EXERCISE -
Pull every line of the entries that has the word "окончания".
━━━━━ DATA TO PROCESS
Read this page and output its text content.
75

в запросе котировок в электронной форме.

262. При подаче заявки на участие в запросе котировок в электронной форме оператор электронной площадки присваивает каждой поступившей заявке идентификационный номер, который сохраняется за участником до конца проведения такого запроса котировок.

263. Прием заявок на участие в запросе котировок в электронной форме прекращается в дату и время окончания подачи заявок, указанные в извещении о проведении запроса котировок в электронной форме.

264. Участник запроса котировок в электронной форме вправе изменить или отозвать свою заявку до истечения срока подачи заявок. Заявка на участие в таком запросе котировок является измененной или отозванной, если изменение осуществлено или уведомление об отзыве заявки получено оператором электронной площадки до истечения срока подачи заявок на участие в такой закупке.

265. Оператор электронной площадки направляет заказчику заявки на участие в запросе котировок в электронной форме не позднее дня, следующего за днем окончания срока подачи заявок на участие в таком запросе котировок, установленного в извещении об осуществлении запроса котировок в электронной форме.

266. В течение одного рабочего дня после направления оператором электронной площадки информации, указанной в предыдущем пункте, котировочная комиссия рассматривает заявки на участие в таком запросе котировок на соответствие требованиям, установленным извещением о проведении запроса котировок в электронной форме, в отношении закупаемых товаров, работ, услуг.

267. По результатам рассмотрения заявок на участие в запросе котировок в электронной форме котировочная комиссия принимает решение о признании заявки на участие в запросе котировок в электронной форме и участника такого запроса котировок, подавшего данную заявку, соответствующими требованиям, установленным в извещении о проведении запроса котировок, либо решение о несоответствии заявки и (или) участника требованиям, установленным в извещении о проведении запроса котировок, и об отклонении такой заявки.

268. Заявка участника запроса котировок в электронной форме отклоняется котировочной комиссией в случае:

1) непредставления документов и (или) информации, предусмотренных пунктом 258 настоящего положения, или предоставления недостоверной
━━━━━━━━━━
RESPONSE TO THE EXERCISE -
263. Прием заявок на участие в запросе котировок в электронной форме прекращается в дату и время окончания подачи заявок, указанные в извещении о проведении запроса котировок в электронной форме.
265. Оператор электронной площадки направляет заказчику заявки на участие в запросе котировок в электронной форме не позднее дня, следующего за днем окончания срока подачи заявок на участие в таком запросе котировок, установленного в извещении об осуществлении запроса котировок в электронной форме.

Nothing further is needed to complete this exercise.